▶ **Records for the exercise**:

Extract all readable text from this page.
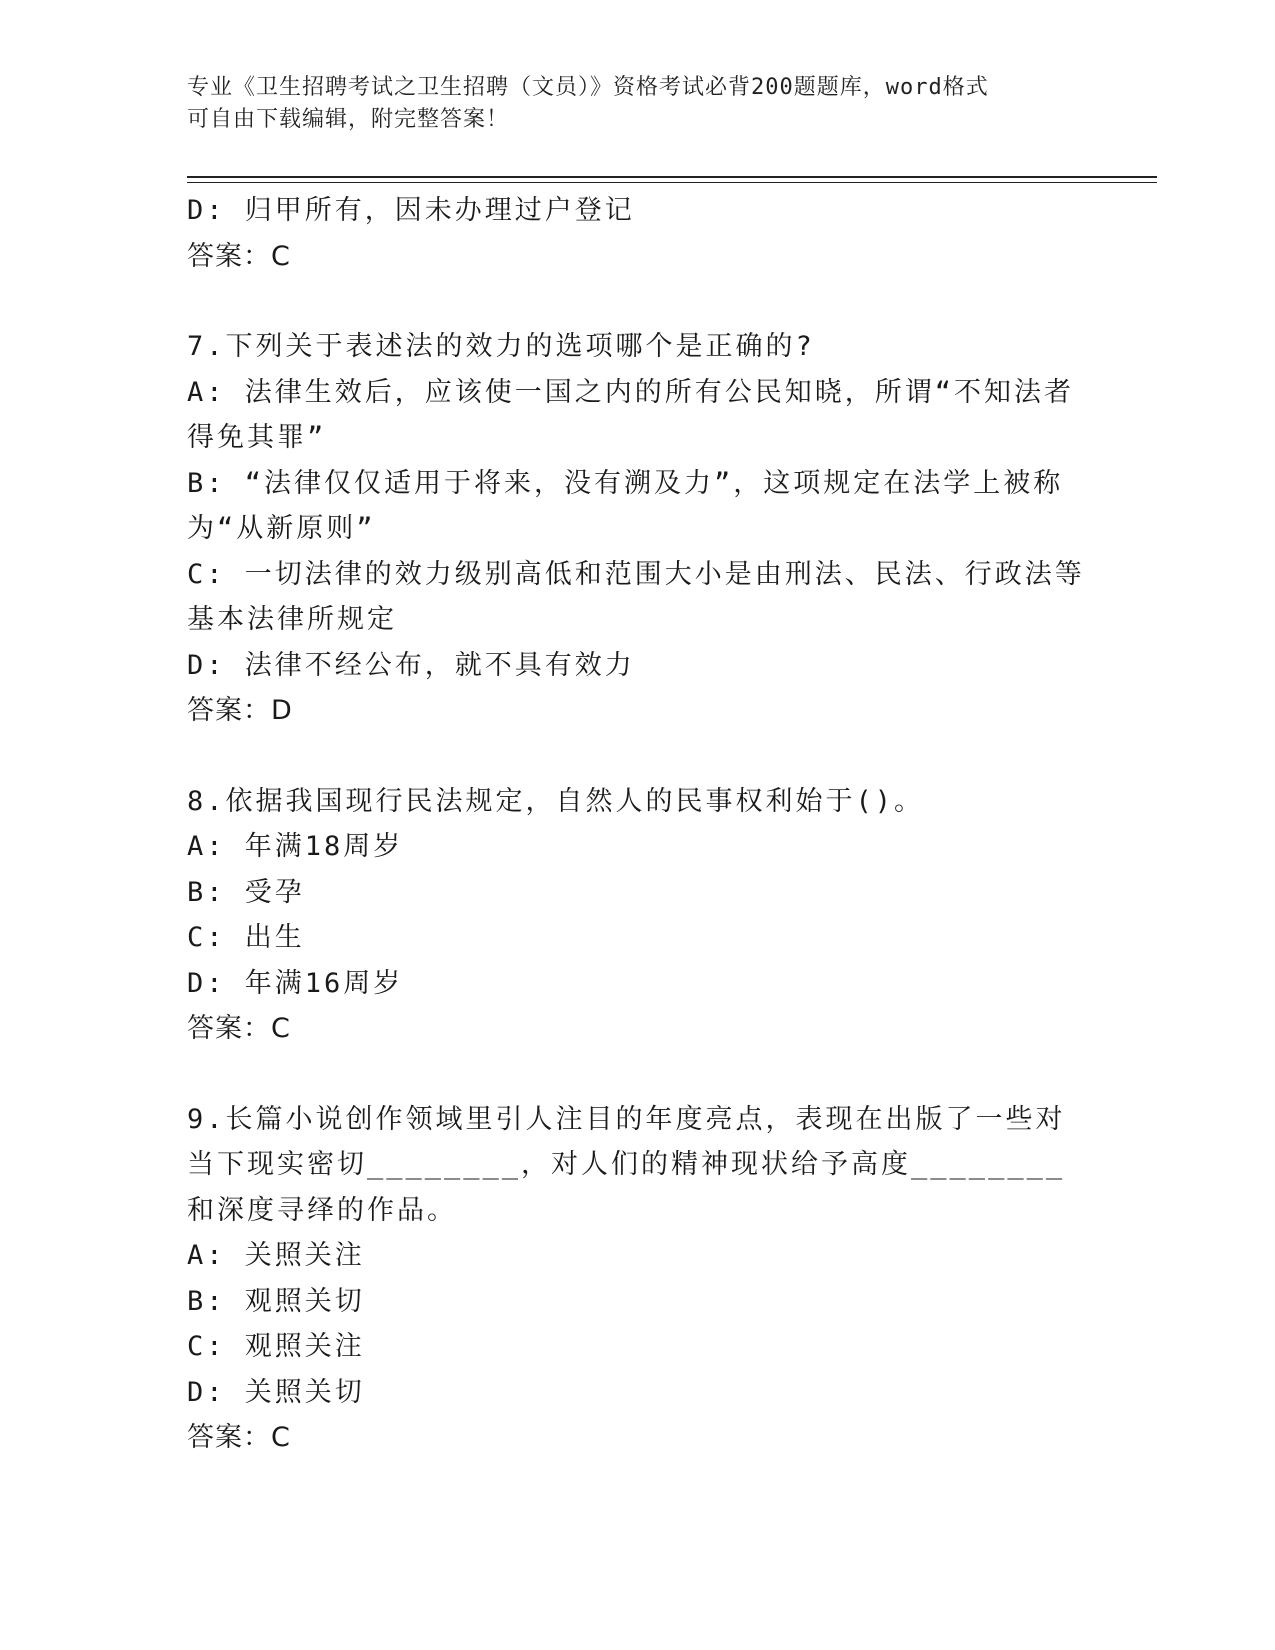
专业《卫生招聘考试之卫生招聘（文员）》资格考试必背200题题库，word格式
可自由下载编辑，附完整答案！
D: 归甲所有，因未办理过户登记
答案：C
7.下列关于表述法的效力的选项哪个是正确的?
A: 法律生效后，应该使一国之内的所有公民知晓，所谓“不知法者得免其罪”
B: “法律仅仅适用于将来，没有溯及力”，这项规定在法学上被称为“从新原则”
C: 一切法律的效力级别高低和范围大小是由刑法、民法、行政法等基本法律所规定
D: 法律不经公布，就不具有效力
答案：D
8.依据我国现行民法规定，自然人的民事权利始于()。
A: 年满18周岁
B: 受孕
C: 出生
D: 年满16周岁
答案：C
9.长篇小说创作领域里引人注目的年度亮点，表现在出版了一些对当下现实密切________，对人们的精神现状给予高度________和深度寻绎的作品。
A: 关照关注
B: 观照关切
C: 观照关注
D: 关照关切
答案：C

▶ **Exercise details**: Quote the entries in full. Any image among them is to be omitted from the copy.

▶ **Exercise output**:
Extract all readable text from this page.
专业《卫生招聘考试之卫生招聘（文员）》资格考试必背200题题库，word格式
可自由下载编辑，附完整答案！
D: 归甲所有，因未办理过户登记
答案：C
7.下列关于表述法的效力的选项哪个是正确的?
A: 法律生效后，应该使一国之内的所有公民知晓，所谓“不知法者得免其罪”
B: “法律仅仅适用于将来，没有溯及力”，这项规定在法学上被称为“从新原则”
C: 一切法律的效力级别高低和范围大小是由刑法、民法、行政法等基本法律所规定
D: 法律不经公布，就不具有效力
答案：D
8.依据我国现行民法规定，自然人的民事权利始于()。
A: 年满18周岁
B: 受孕
C: 出生
D: 年满16周岁
答案：C
9.长篇小说创作领域里引人注目的年度亮点，表现在出版了一些对当下现实密切________，对人们的精神现状给予高度________和深度寻绎的作品。
A: 关照关注
B: 观照关切
C: 观照关注
D: 关照关切
答案：C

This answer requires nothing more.